━━━ Document text

Sean Stein Smith (20:23):

I think probably one of the basic problems that they’re going to encounter is how these blockchains talk to each other, right? How they, how they interoperate with each other. So, so we, good example that I was given is how much trouble is it at a big firm to upgrade your email system or your answering machine system? It’s always a huge mess, right? Upgrading your email system in house, right? Just inside your company. Now, uh, imagine trying to build a network to connect over 200 banks, over 500 banks, how ever big it is on top of your current systems, which aren’t perfect either. Right? And imagine all of those problems and the bugs and the coding errors and the gaps and the missing information that could possibly happen. I’d say that that’s probably the biggest issue. How they interoperate and then sort of a one B is how this ultimately gets treated from a regulatory point of view, right? So are there policies in place to make sure that as we’re transitioning or that as banks or as consumers transition from the current system to a blockchain system, how do we make sure that all of the rules and the protections, the guidelines, the frameworks, all the rest are kept in place as the whole process changes, right? So how do we keep the rules still in force and working as the whole process that they’re trying to enforce changes overnight? Right. So how does that process work?

Terry Tateossian (21:48):

Yeah. Now the 200 banks that you’re talking about, are they building their own private blockchain where it’s closed off into those particular banks and how do you envision that work?

━━━━━━

In the interview transcript above, what does Sean Stein Smith call probably the biggest issue?

━━━ Data extract

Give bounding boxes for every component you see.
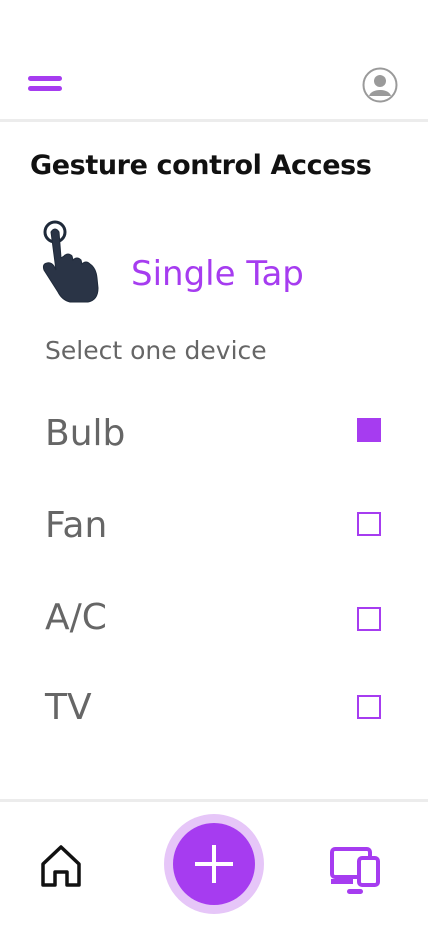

━━━━━━

▸ Task response
How the blockchains interoperate, or talk to each other.